Set exercise: Give nothing except the number of lines containing the word "this".

Data:

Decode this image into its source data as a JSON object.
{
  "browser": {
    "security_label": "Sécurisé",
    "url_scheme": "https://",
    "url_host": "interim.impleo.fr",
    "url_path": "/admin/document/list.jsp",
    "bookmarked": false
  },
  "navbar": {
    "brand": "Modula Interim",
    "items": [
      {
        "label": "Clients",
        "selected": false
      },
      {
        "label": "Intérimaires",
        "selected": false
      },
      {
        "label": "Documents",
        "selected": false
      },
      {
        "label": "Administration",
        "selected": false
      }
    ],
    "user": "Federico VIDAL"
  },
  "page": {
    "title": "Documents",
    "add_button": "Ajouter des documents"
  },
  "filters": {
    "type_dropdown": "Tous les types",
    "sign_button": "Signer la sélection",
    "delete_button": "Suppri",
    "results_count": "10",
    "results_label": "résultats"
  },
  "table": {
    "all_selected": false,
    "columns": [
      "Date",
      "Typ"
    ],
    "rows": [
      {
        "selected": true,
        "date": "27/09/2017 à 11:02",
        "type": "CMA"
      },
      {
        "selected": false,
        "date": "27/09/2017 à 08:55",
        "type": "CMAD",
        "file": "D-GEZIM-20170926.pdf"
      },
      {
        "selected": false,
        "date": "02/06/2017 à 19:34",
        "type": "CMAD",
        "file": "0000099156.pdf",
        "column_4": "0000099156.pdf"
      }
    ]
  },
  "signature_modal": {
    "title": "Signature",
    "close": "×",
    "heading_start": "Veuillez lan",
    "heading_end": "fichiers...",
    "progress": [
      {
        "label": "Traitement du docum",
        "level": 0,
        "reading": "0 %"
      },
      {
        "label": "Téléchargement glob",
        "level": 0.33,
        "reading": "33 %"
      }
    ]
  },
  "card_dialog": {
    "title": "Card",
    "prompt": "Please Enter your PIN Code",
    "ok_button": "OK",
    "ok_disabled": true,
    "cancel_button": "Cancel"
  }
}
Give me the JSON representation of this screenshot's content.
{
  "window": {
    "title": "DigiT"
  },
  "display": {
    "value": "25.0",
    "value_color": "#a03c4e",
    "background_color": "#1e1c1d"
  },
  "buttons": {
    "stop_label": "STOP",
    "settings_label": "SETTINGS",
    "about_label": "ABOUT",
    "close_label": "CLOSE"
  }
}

Answer in full: 2